*Records for the exercise:*
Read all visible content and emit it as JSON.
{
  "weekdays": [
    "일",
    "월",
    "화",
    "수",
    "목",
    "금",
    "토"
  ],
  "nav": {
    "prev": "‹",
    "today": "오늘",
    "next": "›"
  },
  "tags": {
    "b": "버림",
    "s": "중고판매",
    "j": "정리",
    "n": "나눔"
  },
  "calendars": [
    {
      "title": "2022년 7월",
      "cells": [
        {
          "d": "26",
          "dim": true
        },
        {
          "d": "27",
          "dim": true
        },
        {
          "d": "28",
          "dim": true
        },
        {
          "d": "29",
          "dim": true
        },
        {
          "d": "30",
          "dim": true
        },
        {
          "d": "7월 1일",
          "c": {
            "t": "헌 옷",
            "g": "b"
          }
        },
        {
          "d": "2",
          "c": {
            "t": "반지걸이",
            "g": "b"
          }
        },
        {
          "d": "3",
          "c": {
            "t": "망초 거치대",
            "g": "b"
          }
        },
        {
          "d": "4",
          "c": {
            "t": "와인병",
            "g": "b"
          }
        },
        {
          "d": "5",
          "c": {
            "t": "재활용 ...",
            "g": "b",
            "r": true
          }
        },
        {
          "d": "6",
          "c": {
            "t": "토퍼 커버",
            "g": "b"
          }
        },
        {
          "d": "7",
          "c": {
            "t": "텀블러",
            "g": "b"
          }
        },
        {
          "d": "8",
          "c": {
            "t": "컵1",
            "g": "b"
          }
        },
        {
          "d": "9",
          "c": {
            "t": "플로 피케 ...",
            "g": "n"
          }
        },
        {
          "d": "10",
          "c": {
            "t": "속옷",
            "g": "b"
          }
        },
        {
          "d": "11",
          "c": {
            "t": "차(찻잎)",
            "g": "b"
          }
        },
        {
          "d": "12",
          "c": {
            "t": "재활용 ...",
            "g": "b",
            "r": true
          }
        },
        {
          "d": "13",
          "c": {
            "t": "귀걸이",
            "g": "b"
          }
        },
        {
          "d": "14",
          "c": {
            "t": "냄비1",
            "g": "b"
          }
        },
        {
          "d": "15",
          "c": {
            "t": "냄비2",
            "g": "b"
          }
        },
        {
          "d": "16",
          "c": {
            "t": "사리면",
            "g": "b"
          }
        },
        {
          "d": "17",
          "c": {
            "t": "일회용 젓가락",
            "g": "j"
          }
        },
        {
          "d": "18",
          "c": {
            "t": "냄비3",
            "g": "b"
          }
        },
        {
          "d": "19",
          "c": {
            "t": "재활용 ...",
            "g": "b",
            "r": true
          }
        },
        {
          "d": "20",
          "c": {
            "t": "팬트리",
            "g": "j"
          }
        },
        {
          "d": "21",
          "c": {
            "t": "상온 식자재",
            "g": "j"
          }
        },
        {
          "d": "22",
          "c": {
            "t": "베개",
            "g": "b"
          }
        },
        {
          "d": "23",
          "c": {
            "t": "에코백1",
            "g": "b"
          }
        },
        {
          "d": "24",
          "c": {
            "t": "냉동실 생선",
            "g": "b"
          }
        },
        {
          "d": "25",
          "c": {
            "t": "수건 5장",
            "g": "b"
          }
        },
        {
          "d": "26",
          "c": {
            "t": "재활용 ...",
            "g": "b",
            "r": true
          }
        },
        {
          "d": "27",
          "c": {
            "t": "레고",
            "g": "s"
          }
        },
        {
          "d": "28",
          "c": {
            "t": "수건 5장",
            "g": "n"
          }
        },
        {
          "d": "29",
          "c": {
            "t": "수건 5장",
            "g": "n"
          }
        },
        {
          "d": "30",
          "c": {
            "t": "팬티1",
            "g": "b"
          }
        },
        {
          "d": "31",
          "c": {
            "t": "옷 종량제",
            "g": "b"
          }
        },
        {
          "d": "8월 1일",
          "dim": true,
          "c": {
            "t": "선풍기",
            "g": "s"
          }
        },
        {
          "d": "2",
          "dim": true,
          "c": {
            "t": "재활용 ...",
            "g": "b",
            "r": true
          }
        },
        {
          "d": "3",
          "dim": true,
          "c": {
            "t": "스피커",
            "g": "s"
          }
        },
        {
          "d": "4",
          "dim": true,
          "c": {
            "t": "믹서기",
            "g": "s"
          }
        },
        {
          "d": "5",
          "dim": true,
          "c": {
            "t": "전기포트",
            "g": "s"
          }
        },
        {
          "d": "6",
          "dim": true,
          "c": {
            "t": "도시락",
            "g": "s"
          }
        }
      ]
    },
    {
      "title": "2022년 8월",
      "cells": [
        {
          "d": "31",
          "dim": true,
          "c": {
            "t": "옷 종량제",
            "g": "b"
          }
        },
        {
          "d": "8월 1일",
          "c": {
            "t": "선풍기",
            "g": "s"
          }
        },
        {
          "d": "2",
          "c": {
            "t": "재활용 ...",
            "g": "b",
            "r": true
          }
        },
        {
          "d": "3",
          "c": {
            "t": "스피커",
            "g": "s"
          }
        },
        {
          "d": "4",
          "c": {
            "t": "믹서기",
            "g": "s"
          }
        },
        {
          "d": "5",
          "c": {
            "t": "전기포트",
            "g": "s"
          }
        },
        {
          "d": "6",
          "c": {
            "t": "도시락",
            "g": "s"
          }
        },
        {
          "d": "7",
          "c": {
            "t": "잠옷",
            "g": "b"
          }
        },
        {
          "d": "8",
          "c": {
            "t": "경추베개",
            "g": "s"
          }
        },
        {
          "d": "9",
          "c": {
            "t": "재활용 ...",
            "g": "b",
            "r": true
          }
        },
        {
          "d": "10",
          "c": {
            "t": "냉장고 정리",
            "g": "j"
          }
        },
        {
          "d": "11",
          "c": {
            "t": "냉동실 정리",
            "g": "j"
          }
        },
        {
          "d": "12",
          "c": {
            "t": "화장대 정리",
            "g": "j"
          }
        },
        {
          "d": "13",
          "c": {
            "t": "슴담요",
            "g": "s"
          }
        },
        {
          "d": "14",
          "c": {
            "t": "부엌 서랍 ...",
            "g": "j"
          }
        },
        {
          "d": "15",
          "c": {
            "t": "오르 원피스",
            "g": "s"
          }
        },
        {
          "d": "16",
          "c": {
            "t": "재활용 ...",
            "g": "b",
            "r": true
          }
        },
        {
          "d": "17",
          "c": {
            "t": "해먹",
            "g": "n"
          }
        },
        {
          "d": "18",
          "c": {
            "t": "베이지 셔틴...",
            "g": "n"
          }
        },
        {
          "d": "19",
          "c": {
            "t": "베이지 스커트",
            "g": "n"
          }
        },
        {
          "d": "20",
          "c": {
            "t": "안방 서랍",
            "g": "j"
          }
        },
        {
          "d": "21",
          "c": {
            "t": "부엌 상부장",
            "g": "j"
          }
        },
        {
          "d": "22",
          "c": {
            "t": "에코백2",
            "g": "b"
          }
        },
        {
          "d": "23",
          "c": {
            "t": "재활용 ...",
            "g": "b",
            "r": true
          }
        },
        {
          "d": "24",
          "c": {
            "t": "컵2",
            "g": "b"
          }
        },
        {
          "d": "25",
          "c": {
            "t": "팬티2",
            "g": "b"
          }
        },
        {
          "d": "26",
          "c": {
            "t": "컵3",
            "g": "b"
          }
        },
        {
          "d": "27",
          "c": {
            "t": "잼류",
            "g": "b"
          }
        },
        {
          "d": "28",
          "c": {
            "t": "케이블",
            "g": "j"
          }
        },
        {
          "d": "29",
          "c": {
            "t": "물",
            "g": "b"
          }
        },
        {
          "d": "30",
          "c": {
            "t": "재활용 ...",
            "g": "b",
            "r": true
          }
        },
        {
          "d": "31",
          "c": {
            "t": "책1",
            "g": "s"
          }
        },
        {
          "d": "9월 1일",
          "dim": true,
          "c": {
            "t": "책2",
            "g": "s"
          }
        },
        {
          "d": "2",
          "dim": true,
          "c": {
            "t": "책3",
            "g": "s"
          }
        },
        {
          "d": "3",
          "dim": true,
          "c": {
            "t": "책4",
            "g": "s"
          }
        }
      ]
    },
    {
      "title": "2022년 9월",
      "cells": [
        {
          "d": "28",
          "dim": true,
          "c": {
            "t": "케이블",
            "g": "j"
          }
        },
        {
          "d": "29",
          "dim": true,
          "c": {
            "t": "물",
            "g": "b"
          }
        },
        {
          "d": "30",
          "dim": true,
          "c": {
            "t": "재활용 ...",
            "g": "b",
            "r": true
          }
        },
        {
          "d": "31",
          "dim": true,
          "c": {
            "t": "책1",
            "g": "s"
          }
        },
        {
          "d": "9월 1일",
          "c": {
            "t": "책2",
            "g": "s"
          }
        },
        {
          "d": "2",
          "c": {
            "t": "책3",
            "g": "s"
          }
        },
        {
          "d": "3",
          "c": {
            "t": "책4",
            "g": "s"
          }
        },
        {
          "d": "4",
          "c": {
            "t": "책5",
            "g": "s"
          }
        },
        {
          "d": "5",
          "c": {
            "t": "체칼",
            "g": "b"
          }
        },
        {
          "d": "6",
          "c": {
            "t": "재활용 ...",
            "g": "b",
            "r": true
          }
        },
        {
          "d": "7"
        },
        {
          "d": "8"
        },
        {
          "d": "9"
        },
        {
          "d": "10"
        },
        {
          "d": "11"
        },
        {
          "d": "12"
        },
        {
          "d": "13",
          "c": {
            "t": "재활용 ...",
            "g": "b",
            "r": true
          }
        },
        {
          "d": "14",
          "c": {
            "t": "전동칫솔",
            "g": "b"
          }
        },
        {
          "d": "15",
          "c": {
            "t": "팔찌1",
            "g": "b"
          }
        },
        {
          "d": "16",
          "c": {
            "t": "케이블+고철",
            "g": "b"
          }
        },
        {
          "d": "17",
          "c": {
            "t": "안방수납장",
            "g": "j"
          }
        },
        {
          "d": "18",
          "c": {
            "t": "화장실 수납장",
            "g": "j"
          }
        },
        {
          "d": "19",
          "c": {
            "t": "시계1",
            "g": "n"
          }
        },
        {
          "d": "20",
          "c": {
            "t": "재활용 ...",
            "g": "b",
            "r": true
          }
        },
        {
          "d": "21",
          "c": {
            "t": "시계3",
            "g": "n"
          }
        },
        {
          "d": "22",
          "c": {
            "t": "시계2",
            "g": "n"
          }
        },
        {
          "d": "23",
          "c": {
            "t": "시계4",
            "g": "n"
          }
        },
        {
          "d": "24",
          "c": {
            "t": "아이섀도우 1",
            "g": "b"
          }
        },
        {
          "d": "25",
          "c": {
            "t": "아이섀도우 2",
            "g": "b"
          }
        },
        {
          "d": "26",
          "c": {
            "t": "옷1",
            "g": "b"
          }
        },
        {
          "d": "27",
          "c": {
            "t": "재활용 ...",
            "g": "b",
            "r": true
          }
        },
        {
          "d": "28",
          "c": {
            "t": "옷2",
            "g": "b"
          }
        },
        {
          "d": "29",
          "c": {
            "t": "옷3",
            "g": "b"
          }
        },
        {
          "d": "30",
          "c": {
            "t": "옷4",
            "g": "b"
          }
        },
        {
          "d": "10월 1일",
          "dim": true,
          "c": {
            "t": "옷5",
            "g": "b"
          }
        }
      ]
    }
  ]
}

*Task to complete:* Check the data for the word "title" and pull out the lines that have it.

*Exercise answer:*
      "title": "2022년 7월",
      "title": "2022년 8월",
      "title": "2022년 9월",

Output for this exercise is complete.